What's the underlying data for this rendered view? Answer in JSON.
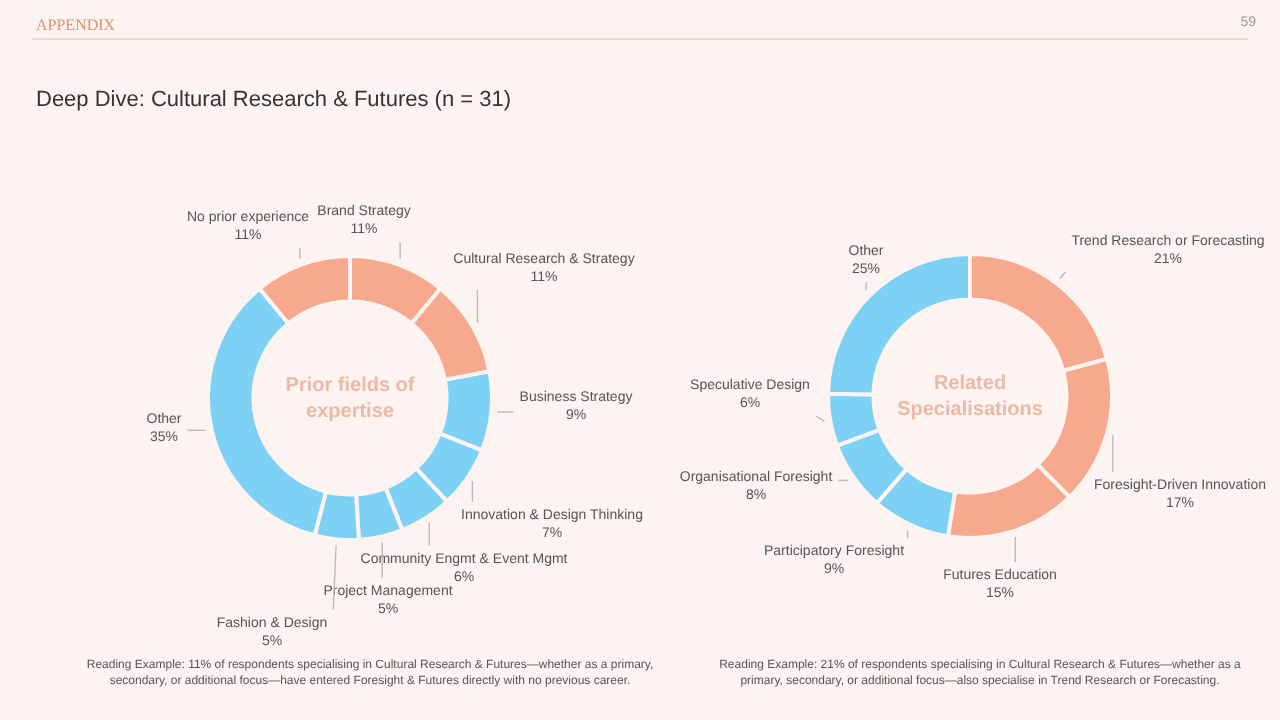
{
  "chart_data": [
    {
      "type": "donut",
      "title": "Prior fields of expertise",
      "categories": [
        "Brand Strategy",
        "Cultural Research & Strategy",
        "Business Strategy",
        "Innovation & Design Thinking",
        "Community Engmt & Event Mgmt",
        "Project Management",
        "Fashion & Design",
        "Other",
        "No prior experience"
      ],
      "values": [
        11,
        11,
        9,
        7,
        6,
        5,
        5,
        35,
        11
      ],
      "value_labels": [
        "11%",
        "11%",
        "9%",
        "7%",
        "6%",
        "5%",
        "5%",
        "35%",
        "11%"
      ],
      "colors": [
        "#f7a98e",
        "#f7a98e",
        "#7dd1f5",
        "#7dd1f5",
        "#7dd1f5",
        "#7dd1f5",
        "#7dd1f5",
        "#7dd1f5",
        "#f7a98e"
      ],
      "legend": false,
      "annotations": [
        "APPENDIX",
        "59",
        "Deep Dive: Cultural Research & Futures (n = 31)",
        "Reading Example: 11% of respondents specialising in Cultural Research & Futures—whether as a primary, secondary, or additional focus—have entered Foresight & Futures directly with no previous career."
      ]
    },
    {
      "type": "donut",
      "title": "Related Specialisations",
      "categories": [
        "Trend Research or Forecasting",
        "Foresight-Driven Innovation",
        "Futures Education",
        "Participatory Foresight",
        "Organisational Foresight",
        "Speculative Design",
        "Other"
      ],
      "values": [
        21,
        17,
        15,
        9,
        8,
        6,
        25
      ],
      "value_labels": [
        "21%",
        "17%",
        "15%",
        "9%",
        "8%",
        "6%",
        "25%"
      ],
      "colors": [
        "#f7a98e",
        "#f7a98e",
        "#f7a98e",
        "#7dd1f5",
        "#7dd1f5",
        "#7dd1f5",
        "#7dd1f5"
      ],
      "legend": false,
      "annotations": [
        "Reading Example: 21% of respondents specialising in Cultural Research & Futures—whether as a primary, secondary, or additional focus—also specialise in Trend Research or Forecasting."
      ]
    }
  ]
}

┄┄┄┄┄┄

EXERCISE DESCRIPTION: Find all lines where the word "primary" appears. Copy them.

COMPLETE OUTPUT:
        "Reading Example: 11% of respondents specialising in Cultural Research & Futures—whether as a primary, secondary, or additional focus—have entered Foresight & Futures directly with no previous career."
        "Reading Example: 21% of respondents specialising in Cultural Research & Futures—whether as a primary, secondary, or additional focus—also specialise in Trend Research or Forecasting."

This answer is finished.